→ Work instructions
Each record below should appear again exactly as written.

→ Information given
--

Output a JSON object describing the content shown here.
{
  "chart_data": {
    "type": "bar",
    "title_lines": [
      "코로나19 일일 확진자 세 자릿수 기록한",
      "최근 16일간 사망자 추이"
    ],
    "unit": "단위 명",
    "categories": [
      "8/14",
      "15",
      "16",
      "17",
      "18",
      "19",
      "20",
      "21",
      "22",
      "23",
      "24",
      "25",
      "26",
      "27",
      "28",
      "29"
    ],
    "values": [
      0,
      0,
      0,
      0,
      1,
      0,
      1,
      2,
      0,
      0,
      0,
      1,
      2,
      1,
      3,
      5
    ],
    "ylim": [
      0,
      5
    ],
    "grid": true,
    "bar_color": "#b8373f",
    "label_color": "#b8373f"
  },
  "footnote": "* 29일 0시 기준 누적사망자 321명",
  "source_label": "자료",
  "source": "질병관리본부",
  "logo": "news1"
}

--

→ Finished task
Output a JSON object describing the content shown here.
{
  "chart_data": {
    "type": "bar",
    "title_lines": [
      "코로나19 일일 확진자 세 자릿수 기록한",
      "최근 16일간 사망자 추이"
    ],
    "unit": "단위 명",
    "categories": [
      "8/14",
      "15",
      "16",
      "17",
      "18",
      "19",
      "20",
      "21",
      "22",
      "23",
      "24",
      "25",
      "26",
      "27",
      "28",
      "29"
    ],
    "values": [
      0,
      0,
      0,
      0,
      1,
      0,
      1,
      2,
      0,
      0,
      0,
      1,
      2,
      1,
      3,
      5
    ],
    "ylim": [
      0,
      5
    ],
    "grid": true,
    "bar_color": "#b8373f",
    "label_color": "#b8373f"
  },
  "footnote": "* 29일 0시 기준 누적사망자 321명",
  "source_label": "자료",
  "source": "질병관리본부",
  "logo": "news1"
}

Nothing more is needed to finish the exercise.